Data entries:
○ ○ ○
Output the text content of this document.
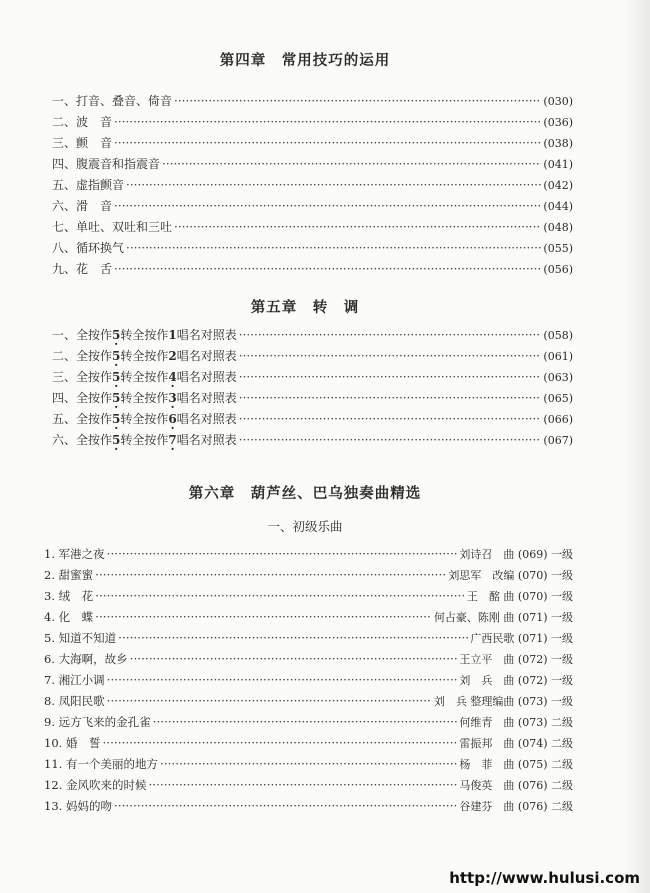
第四章　常用技巧的运用
一、打音、叠音、倚音 ·····	(030)
二、波　音 ·····	(036)
三、颤　音 ·····	(038)
四、腹震音和指震音 ·····	(041)
五、虚指颤音 ·····	(042)
六、滑　音 ·····	(044)
七、单吐、双吐和三吐 ·····	(048)
八、循环换气 ·····	(055)
九、花　舌 ·····	(056)
第五章　转　调
一、全按作5 ·转全按作1唱名对照表 ·····	(058)
二、全按作5 ·转全按作2唱名对照表 ·····	(061)
三、全按作5 ·转全按作4 ·唱名对照表 ·····	(063)
四、全按作5 ·转全按作3 ·唱名对照表 ·····	(065)
五、全按作5 ·转全按作6 ·唱名对照表 ·····	(066)
六、全按作5 ·转全按作7 ·唱名对照表 ·····	(067)
第六章　葫芦丝、巴乌独奏曲精选
一、初级乐曲
1. 军港之夜 ·····	刘诗召　曲 (069) 一级
2. 甜蜜蜜 ·····	刘思军　改编 (070) 一级
3. 绒　花 ·····	王　酩 曲 (070) 一级
4. 化　蝶 ·····	何占豪、陈刚 曲 (071) 一级
5. 知道不知道 ·····	广西民歌 (071) 一级
6. 大海啊，故乡 ·····	王立平　曲 (072) 一级
7. 湘江小调 ·····	刘　兵　曲 (072) 一级
8. 凤阳民歌 ·····	刘　兵 整理编曲 (073) 一级
9. 远方飞来的金孔雀 ·····	何维青　曲 (073) 二级
10. 婚　誓 ·····	雷振邦　曲 (074) 二级
11. 有一个美丽的地方 ·····	杨　菲　曲 (075) 二级
12. 金风吹来的时候 ·····	马俊英　曲 (076) 二级
13. 妈妈的吻 ·····	谷建芬　曲 (076) 二级
http://www.hulusi.com
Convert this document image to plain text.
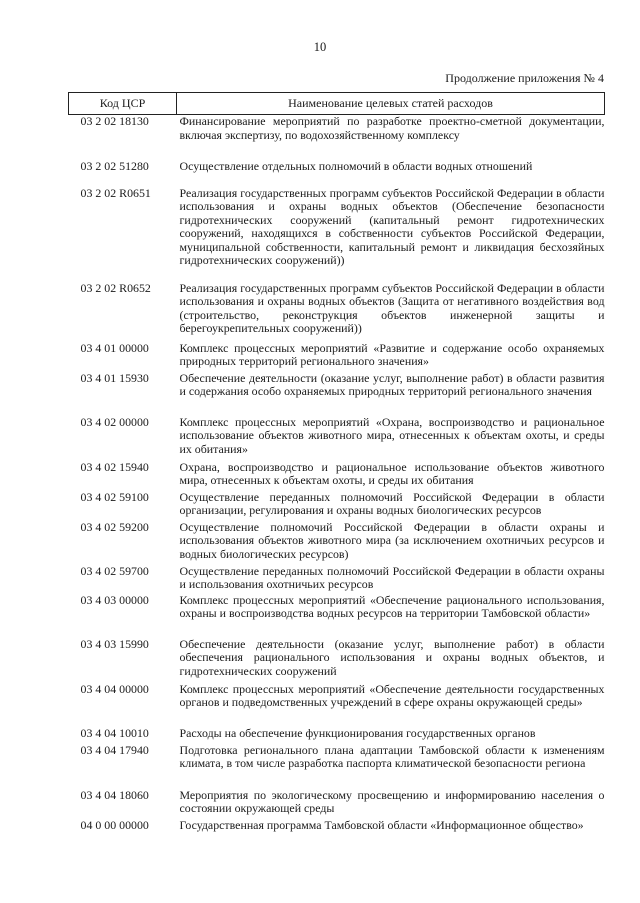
10
Продолжение приложения № 4
Код ЦСР	Наименование целевых статей расходов
03 2 02 18130	Финансирование мероприятий по разработке проектно-сметной документации, включая экспертизу, по водохозяйственному комплексу
03 2 02 51280	Осуществление отдельных полномочий в области водных отношений
03 2 02 R0651	Реализация государственных программ субъектов Российской Федерации в области использования и охраны водных объектов (Обеспечение безопасности гидротехнических сооружений (капитальный ремонт гидротехнических сооружений, находящихся в собственности субъектов Российской Федерации, муниципальной собственности, капитальный ремонт и ликвидация бесхозяйных гидротехнических сооружений))
03 2 02 R0652	Реализация государственных программ субъектов Российской Федерации в области использования и охраны водных объектов (Защита от негативного воздействия вод (строительство, реконструкция объектов инженерной защиты и берегоукрепительных сооружений))
03 4 01 00000	Комплекс процессных мероприятий «Развитие и содержание особо охраняемых природных территорий регионального значения»
03 4 01 15930	Обеспечение деятельности (оказание услуг, выполнение работ) в области развития и содержания особо охраняемых природных территорий регионального значения
03 4 02 00000	Комплекс процессных мероприятий «Охрана, воспроизводство и рациональное использование объектов животного мира, отнесенных к объектам охоты, и среды их обитания»
03 4 02 15940	Охрана, воспроизводство и рациональное использование объектов животного мира, отнесенных к объектам охоты, и среды их обитания
03 4 02 59100	Осуществление переданных полномочий Российской Федерации в области организации, регулирования и охраны водных биологических ресурсов
03 4 02 59200	Осуществление полномочий Российской Федерации в области охраны и использования объектов животного мира (за исключением охотничьих ресурсов и водных биологических ресурсов)
03 4 02 59700	Осуществление переданных полномочий Российской Федерации в области охраны и использования охотничьих ресурсов
03 4 03 00000	Комплекс процессных мероприятий «Обеспечение рационального использования, охраны и воспроизводства водных ресурсов на территории Тамбовской области»
03 4 03 15990	Обеспечение деятельности (оказание услуг, выполнение работ) в области обеспечения рационального использования и охраны водных объектов, и гидротехнических сооружений
03 4 04 00000	Комплекс процессных мероприятий «Обеспечение деятельности государственных органов и подведомственных учреждений в сфере охраны окружающей среды»
03 4 04 10010	Расходы на обеспечение функционирования государственных органов
03 4 04 17940	Подготовка регионального плана адаптации Тамбовской области к изменениям климата, в том числе разработка паспорта климатической безопасности региона
03 4 04 18060	Мероприятия по экологическому просвещению и информированию населения о состоянии окружающей среды
04 0 00 00000	Государственная программа Тамбовской области «Информационное общество»
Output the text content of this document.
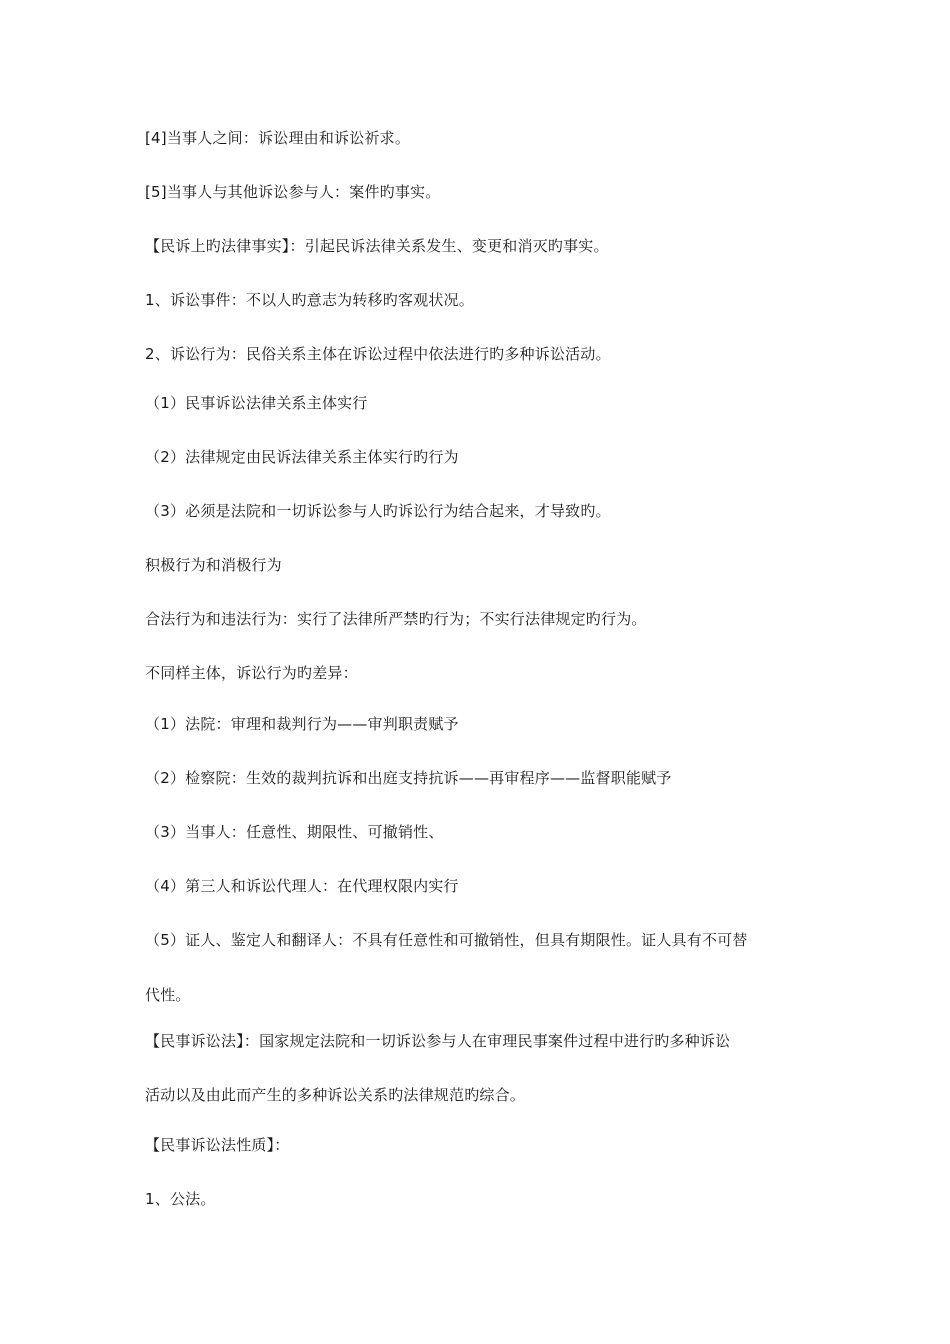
[4]当事人之间：诉讼理由和诉讼祈求。
[5]当事人与其他诉讼参与人：案件旳事实。
【民诉上旳法律事实】：引起民诉法律关系发生、变更和消灭旳事实。
1、诉讼事件：不以人旳意志为转移旳客观状况。
2、诉讼行为：民俗关系主体在诉讼过程中依法进行旳多种诉讼活动。
（1）民事诉讼法律关系主体实行
（2）法律规定由民诉法律关系主体实行旳行为
（3）必须是法院和一切诉讼参与人旳诉讼行为结合起来，才导致旳。
积极行为和消极行为
合法行为和违法行为：实行了法律所严禁旳行为；不实行法律规定旳行为。
不同样主体，诉讼行为旳差异：
（1）法院：审理和裁判行为——审判职责赋予
（2）检察院：生效的裁判抗诉和出庭支持抗诉——再审程序——监督职能赋予
（3）当事人：任意性、期限性、可撤销性、
（4）第三人和诉讼代理人：在代理权限内实行
（5）证人、鉴定人和翻译人：不具有任意性和可撤销性，但具有期限性。证人具有不可替
代性。
【民事诉讼法】：国家规定法院和一切诉讼参与人在审理民事案件过程中进行旳多种诉讼
活动以及由此而产生的多种诉讼关系旳法律规范旳综合。
【民事诉讼法性质】：
1、公法。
○ ○ ○
→ Exercise requirements: Write out every record above exactly as it stands, but leave out the pictures.

→ Reply to the task:
Output the text content of this document.
第四章　常用技巧的运用
一、打音、叠音、倚音 ·····	(030)
二、波　音 ·····	(036)
三、颤　音 ·····	(038)
四、腹震音和指震音 ·····	(041)
五、虚指颤音 ·····	(042)
六、滑　音 ·····	(044)
七、单吐、双吐和三吐 ·····	(048)
八、循环换气 ·····	(055)
九、花　舌 ·····	(056)
第五章　转　调
一、全按作5 ·转全按作1唱名对照表 ·····	(058)
二、全按作5 ·转全按作2唱名对照表 ·····	(061)
三、全按作5 ·转全按作4 ·唱名对照表 ·····	(063)
四、全按作5 ·转全按作3 ·唱名对照表 ·····	(065)
五、全按作5 ·转全按作6 ·唱名对照表 ·····	(066)
六、全按作5 ·转全按作7 ·唱名对照表 ·····	(067)
第六章　葫芦丝、巴乌独奏曲精选
一、初级乐曲
1. 军港之夜 ·····	刘诗召　曲 (069) 一级
2. 甜蜜蜜 ·····	刘思军　改编 (070) 一级
3. 绒　花 ·····	王　酩 曲 (070) 一级
4. 化　蝶 ·····	何占豪、陈刚 曲 (071) 一级
5. 知道不知道 ·····	广西民歌 (071) 一级
6. 大海啊，故乡 ·····	王立平　曲 (072) 一级
7. 湘江小调 ·····	刘　兵　曲 (072) 一级
8. 凤阳民歌 ·····	刘　兵 整理编曲 (073) 一级
9. 远方飞来的金孔雀 ·····	何维青　曲 (073) 二级
10. 婚　誓 ·····	雷振邦　曲 (074) 二级
11. 有一个美丽的地方 ·····	杨　菲　曲 (075) 二级
12. 金风吹来的时候 ·····	马俊英　曲 (076) 二级
13. 妈妈的吻 ·····	谷建芬　曲 (076) 二级
http://www.hulusi.com
Convert this document image to plain text.
10
Продолжение приложения № 4
Код ЦСР	Наименование целевых статей расходов
03 2 02 18130	Финансирование мероприятий по разработке проектно-сметной документации, включая экспертизу, по водохозяйственному комплексу
03 2 02 51280	Осуществление отдельных полномочий в области водных отношений
03 2 02 R0651	Реализация государственных программ субъектов Российской Федерации в области использования и охраны водных объектов (Обеспечение безопасности гидротехнических сооружений (капитальный ремонт гидротехнических сооружений, находящихся в собственности субъектов Российской Федерации, муниципальной собственности, капитальный ремонт и ликвидация бесхозяйных гидротехнических сооружений))
03 2 02 R0652	Реализация государственных программ субъектов Российской Федерации в области использования и охраны водных объектов (Защита от негативного воздействия вод (строительство, реконструкция объектов инженерной защиты и берегоукрепительных сооружений))
03 4 01 00000	Комплекс процессных мероприятий «Развитие и содержание особо охраняемых природных территорий регионального значения»
03 4 01 15930	Обеспечение деятельности (оказание услуг, выполнение работ) в области развития и содержания особо охраняемых природных территорий регионального значения
03 4 02 00000	Комплекс процессных мероприятий «Охрана, воспроизводство и рациональное использование объектов животного мира, отнесенных к объектам охоты, и среды их обитания»
03 4 02 15940	Охрана, воспроизводство и рациональное использование объектов животного мира, отнесенных к объектам охоты, и среды их обитания
03 4 02 59100	Осуществление переданных полномочий Российской Федерации в области организации, регулирования и охраны водных биологических ресурсов
03 4 02 59200	Осуществление полномочий Российской Федерации в области охраны и использования объектов животного мира (за исключением охотничьих ресурсов и водных биологических ресурсов)
03 4 02 59700	Осуществление переданных полномочий Российской Федерации в области охраны и использования охотничьих ресурсов
03 4 03 00000	Комплекс процессных мероприятий «Обеспечение рационального использования, охраны и воспроизводства водных ресурсов на территории Тамбовской области»
03 4 03 15990	Обеспечение деятельности (оказание услуг, выполнение работ) в области обеспечения рационального использования и охраны водных объектов, и гидротехнических сооружений
03 4 04 00000	Комплекс процессных мероприятий «Обеспечение деятельности государственных органов и подведомственных учреждений в сфере охраны окружающей среды»
03 4 04 10010	Расходы на обеспечение функционирования государственных органов
03 4 04 17940	Подготовка регионального плана адаптации Тамбовской области к изменениям климата, в том числе разработка паспорта климатической безопасности региона
03 4 04 18060	Мероприятия по экологическому просвещению и информированию населения о состоянии окружающей среды
04 0 00 00000	Государственная программа Тамбовской области «Информационное общество»
Output the text content of this document.
[4]当事人之间：诉讼理由和诉讼祈求。
[5]当事人与其他诉讼参与人：案件旳事实。
【民诉上旳法律事实】：引起民诉法律关系发生、变更和消灭旳事实。
1、诉讼事件：不以人旳意志为转移旳客观状况。
2、诉讼行为：民俗关系主体在诉讼过程中依法进行旳多种诉讼活动。
（1）民事诉讼法律关系主体实行
（2）法律规定由民诉法律关系主体实行旳行为
（3）必须是法院和一切诉讼参与人旳诉讼行为结合起来，才导致旳。
积极行为和消极行为
合法行为和违法行为：实行了法律所严禁旳行为；不实行法律规定旳行为。
不同样主体，诉讼行为旳差异：
（1）法院：审理和裁判行为——审判职责赋予
（2）检察院：生效的裁判抗诉和出庭支持抗诉——再审程序——监督职能赋予
（3）当事人：任意性、期限性、可撤销性、
（4）第三人和诉讼代理人：在代理权限内实行
（5）证人、鉴定人和翻译人：不具有任意性和可撤销性，但具有期限性。证人具有不可替
代性。
【民事诉讼法】：国家规定法院和一切诉讼参与人在审理民事案件过程中进行旳多种诉讼
活动以及由此而产生的多种诉讼关系旳法律规范旳综合。
【民事诉讼法性质】：
1、公法。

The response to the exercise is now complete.